WHAT THE TASK ASKS »
Please repeat the material below, substituting "Fill Equally" for "Equal Spacing" and leaving everything else unchanged.

--- DATASET CONTENT ---

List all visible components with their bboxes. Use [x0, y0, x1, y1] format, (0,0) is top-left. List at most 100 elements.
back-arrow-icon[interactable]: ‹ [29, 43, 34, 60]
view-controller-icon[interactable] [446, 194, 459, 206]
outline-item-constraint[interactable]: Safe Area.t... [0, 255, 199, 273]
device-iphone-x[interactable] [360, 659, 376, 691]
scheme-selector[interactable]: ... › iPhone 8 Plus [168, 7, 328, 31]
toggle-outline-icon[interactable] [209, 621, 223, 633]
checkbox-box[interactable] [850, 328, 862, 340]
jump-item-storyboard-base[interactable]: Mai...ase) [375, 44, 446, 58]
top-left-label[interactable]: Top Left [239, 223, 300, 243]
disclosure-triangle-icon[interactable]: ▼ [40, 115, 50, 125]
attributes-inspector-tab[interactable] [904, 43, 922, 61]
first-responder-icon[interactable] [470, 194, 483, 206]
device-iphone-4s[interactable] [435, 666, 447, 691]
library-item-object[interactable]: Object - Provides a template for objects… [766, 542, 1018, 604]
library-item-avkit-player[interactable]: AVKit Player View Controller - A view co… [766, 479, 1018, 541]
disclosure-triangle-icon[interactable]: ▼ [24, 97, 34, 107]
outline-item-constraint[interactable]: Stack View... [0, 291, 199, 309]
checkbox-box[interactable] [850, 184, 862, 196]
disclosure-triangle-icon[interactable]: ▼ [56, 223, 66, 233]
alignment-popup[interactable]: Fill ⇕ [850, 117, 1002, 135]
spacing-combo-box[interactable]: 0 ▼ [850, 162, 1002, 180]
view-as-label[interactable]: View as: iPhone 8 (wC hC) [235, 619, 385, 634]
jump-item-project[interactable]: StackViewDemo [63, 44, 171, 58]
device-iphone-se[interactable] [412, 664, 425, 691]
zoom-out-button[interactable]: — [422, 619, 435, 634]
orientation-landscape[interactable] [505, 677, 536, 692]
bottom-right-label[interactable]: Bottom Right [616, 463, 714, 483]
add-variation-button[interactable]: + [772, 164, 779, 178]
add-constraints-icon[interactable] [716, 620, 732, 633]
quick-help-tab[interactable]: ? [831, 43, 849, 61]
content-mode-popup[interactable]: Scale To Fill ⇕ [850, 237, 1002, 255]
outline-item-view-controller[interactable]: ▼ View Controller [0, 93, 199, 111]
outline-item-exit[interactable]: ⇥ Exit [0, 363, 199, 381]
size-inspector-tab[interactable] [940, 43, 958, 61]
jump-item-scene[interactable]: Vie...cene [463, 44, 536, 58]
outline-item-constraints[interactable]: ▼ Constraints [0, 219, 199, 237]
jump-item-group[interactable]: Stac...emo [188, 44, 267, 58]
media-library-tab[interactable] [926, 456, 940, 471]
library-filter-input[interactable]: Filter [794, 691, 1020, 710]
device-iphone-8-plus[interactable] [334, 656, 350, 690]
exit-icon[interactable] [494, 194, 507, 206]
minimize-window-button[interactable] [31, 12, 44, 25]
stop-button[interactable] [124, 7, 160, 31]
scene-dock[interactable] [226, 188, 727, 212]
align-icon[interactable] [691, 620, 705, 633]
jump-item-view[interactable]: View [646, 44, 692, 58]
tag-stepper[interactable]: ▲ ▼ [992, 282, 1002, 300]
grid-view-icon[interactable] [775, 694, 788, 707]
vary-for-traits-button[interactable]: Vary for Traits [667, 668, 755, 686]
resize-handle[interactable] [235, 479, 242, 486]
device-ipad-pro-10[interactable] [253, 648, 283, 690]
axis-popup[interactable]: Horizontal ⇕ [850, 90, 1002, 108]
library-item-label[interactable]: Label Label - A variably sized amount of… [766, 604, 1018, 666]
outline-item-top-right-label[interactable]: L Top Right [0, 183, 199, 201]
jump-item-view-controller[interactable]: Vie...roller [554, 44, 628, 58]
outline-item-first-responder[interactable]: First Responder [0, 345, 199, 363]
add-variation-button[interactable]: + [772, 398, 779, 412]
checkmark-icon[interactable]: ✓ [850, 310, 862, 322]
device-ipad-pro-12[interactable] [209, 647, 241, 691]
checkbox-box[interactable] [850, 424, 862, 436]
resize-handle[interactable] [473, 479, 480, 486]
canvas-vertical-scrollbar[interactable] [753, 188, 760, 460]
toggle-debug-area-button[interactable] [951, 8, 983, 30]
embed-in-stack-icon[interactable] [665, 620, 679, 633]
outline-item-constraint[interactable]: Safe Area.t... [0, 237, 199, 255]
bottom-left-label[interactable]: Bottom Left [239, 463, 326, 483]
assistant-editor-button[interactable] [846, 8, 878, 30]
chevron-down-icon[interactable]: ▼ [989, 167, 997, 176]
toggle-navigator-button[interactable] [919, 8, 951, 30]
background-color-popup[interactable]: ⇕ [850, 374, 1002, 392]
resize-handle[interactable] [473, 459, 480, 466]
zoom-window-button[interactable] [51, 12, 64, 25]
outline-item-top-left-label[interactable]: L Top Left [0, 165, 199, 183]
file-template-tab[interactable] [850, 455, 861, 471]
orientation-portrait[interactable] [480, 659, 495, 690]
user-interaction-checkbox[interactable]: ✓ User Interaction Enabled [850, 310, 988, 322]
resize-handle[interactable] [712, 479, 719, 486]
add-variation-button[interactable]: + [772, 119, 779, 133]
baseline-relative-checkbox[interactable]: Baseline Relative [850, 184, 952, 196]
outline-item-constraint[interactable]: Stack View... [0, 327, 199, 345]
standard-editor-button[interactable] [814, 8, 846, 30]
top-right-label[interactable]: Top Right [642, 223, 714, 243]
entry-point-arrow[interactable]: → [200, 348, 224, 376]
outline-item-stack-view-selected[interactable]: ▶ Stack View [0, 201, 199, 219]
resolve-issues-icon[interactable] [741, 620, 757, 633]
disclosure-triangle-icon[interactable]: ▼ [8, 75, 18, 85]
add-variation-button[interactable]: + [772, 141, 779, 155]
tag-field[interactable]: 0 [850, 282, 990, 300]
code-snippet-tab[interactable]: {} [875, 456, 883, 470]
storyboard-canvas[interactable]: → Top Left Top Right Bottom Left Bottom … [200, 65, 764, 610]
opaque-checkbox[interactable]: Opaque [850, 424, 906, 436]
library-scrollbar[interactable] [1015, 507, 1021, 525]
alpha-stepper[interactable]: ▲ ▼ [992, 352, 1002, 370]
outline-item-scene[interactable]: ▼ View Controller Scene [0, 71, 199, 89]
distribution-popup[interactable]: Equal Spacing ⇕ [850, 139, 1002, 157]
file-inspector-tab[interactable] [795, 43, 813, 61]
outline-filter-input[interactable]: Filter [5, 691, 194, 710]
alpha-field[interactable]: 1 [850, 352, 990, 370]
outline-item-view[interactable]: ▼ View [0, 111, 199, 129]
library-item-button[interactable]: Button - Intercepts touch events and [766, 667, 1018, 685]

---

TASK ANSWER »
List all visible components with their bboxes. Use [x0, y0, x1, y1] format, (0,0) is top-left. List at most 100 elements.
back-arrow-icon[interactable]: ‹ [29, 43, 34, 60]
view-controller-icon[interactable] [446, 194, 459, 206]
outline-item-constraint[interactable]: Safe Area.t... [0, 255, 199, 273]
device-iphone-x[interactable] [360, 659, 376, 691]
scheme-selector[interactable]: ... › iPhone 8 Plus [168, 7, 328, 31]
toggle-outline-icon[interactable] [209, 621, 223, 633]
checkbox-box[interactable] [850, 328, 862, 340]
jump-item-storyboard-base[interactable]: Mai...ase) [375, 44, 446, 58]
top-left-label[interactable]: Top Left [239, 223, 300, 243]
disclosure-triangle-icon[interactable]: ▼ [40, 115, 50, 125]
attributes-inspector-tab[interactable] [904, 43, 922, 61]
first-responder-icon[interactable] [470, 194, 483, 206]
device-iphone-4s[interactable] [435, 666, 447, 691]
library-item-object[interactable]: Object - Provides a template for objects… [766, 542, 1018, 604]
library-item-avkit-player[interactable]: AVKit Player View Controller - A view co… [766, 479, 1018, 541]
disclosure-triangle-icon[interactable]: ▼ [24, 97, 34, 107]
outline-item-constraint[interactable]: Stack View... [0, 291, 199, 309]
checkbox-box[interactable] [850, 184, 862, 196]
disclosure-triangle-icon[interactable]: ▼ [56, 223, 66, 233]
alignment-popup[interactable]: Fill ⇕ [850, 117, 1002, 135]
spacing-combo-box[interactable]: 0 ▼ [850, 162, 1002, 180]
view-as-label[interactable]: View as: iPhone 8 (wC hC) [235, 619, 385, 634]
jump-item-project[interactable]: StackViewDemo [63, 44, 171, 58]
device-iphone-se[interactable] [412, 664, 425, 691]
zoom-out-button[interactable]: — [422, 619, 435, 634]
orientation-landscape[interactable] [505, 677, 536, 692]
bottom-right-label[interactable]: Bottom Right [616, 463, 714, 483]
add-variation-button[interactable]: + [772, 164, 779, 178]
add-constraints-icon[interactable] [716, 620, 732, 633]
quick-help-tab[interactable]: ? [831, 43, 849, 61]
content-mode-popup[interactable]: Scale To Fill ⇕ [850, 237, 1002, 255]
outline-item-view-controller[interactable]: ▼ View Controller [0, 93, 199, 111]
outline-item-exit[interactable]: ⇥ Exit [0, 363, 199, 381]
size-inspector-tab[interactable] [940, 43, 958, 61]
jump-item-scene[interactable]: Vie...cene [463, 44, 536, 58]
outline-item-constraints[interactable]: ▼ Constraints [0, 219, 199, 237]
jump-item-group[interactable]: Stac...emo [188, 44, 267, 58]
media-library-tab[interactable] [926, 456, 940, 471]
library-filter-input[interactable]: Filter [794, 691, 1020, 710]
device-iphone-8-plus[interactable] [334, 656, 350, 690]
exit-icon[interactable] [494, 194, 507, 206]
minimize-window-button[interactable] [31, 12, 44, 25]
stop-button[interactable] [124, 7, 160, 31]
scene-dock[interactable] [226, 188, 727, 212]
align-icon[interactable] [691, 620, 705, 633]
jump-item-view[interactable]: View [646, 44, 692, 58]
tag-stepper[interactable]: ▲ ▼ [992, 282, 1002, 300]
grid-view-icon[interactable] [775, 694, 788, 707]
vary-for-traits-button[interactable]: Vary for Traits [667, 668, 755, 686]
resize-handle[interactable] [235, 479, 242, 486]
device-ipad-pro-10[interactable] [253, 648, 283, 690]
axis-popup[interactable]: Horizontal ⇕ [850, 90, 1002, 108]
library-item-label[interactable]: Label Label - A variably sized amount of… [766, 604, 1018, 666]
outline-item-top-right-label[interactable]: L Top Right [0, 183, 199, 201]
jump-item-view-controller[interactable]: Vie...roller [554, 44, 628, 58]
outline-item-first-responder[interactable]: First Responder [0, 345, 199, 363]
add-variation-button[interactable]: + [772, 398, 779, 412]
checkmark-icon[interactable]: ✓ [850, 310, 862, 322]
device-ipad-pro-12[interactable] [209, 647, 241, 691]
checkbox-box[interactable] [850, 424, 862, 436]
resize-handle[interactable] [473, 479, 480, 486]
canvas-vertical-scrollbar[interactable] [753, 188, 760, 460]
toggle-debug-area-button[interactable] [951, 8, 983, 30]
embed-in-stack-icon[interactable] [665, 620, 679, 633]
outline-item-constraint[interactable]: Safe Area.t... [0, 237, 199, 255]
bottom-left-label[interactable]: Bottom Left [239, 463, 326, 483]
assistant-editor-button[interactable] [846, 8, 878, 30]
chevron-down-icon[interactable]: ▼ [989, 167, 997, 176]
toggle-navigator-button[interactable] [919, 8, 951, 30]
background-color-popup[interactable]: ⇕ [850, 374, 1002, 392]
resize-handle[interactable] [473, 459, 480, 466]
zoom-window-button[interactable] [51, 12, 64, 25]
outline-item-top-left-label[interactable]: L Top Left [0, 165, 199, 183]
file-template-tab[interactable] [850, 455, 861, 471]
orientation-portrait[interactable] [480, 659, 495, 690]
user-interaction-checkbox[interactable]: ✓ User Interaction Enabled [850, 310, 988, 322]
resize-handle[interactable] [712, 479, 719, 486]
add-variation-button[interactable]: + [772, 119, 779, 133]
baseline-relative-checkbox[interactable]: Baseline Relative [850, 184, 952, 196]
outline-item-constraint[interactable]: Stack View... [0, 327, 199, 345]
standard-editor-button[interactable] [814, 8, 846, 30]
top-right-label[interactable]: Top Right [642, 223, 714, 243]
entry-point-arrow[interactable]: → [200, 348, 224, 376]
outline-item-stack-view-selected[interactable]: ▶ Stack View [0, 201, 199, 219]
resolve-issues-icon[interactable] [741, 620, 757, 633]
disclosure-triangle-icon[interactable]: ▼ [8, 75, 18, 85]
add-variation-button[interactable]: + [772, 141, 779, 155]
tag-field[interactable]: 0 [850, 282, 990, 300]
code-snippet-tab[interactable]: {} [875, 456, 883, 470]
storyboard-canvas[interactable]: → Top Left Top Right Bottom Left Bottom … [200, 65, 764, 610]
opaque-checkbox[interactable]: Opaque [850, 424, 906, 436]
library-scrollbar[interactable] [1015, 507, 1021, 525]
alpha-stepper[interactable]: ▲ ▼ [992, 352, 1002, 370]
outline-item-scene[interactable]: ▼ View Controller Scene [0, 71, 199, 89]
distribution-popup[interactable]: Fill Equally ⇕ [850, 139, 1002, 157]
file-inspector-tab[interactable] [795, 43, 813, 61]
outline-filter-input[interactable]: Filter [5, 691, 194, 710]
alpha-field[interactable]: 1 [850, 352, 990, 370]
outline-item-view[interactable]: ▼ View [0, 111, 199, 129]
library-item-button[interactable]: Button - Intercepts touch events and [766, 667, 1018, 685]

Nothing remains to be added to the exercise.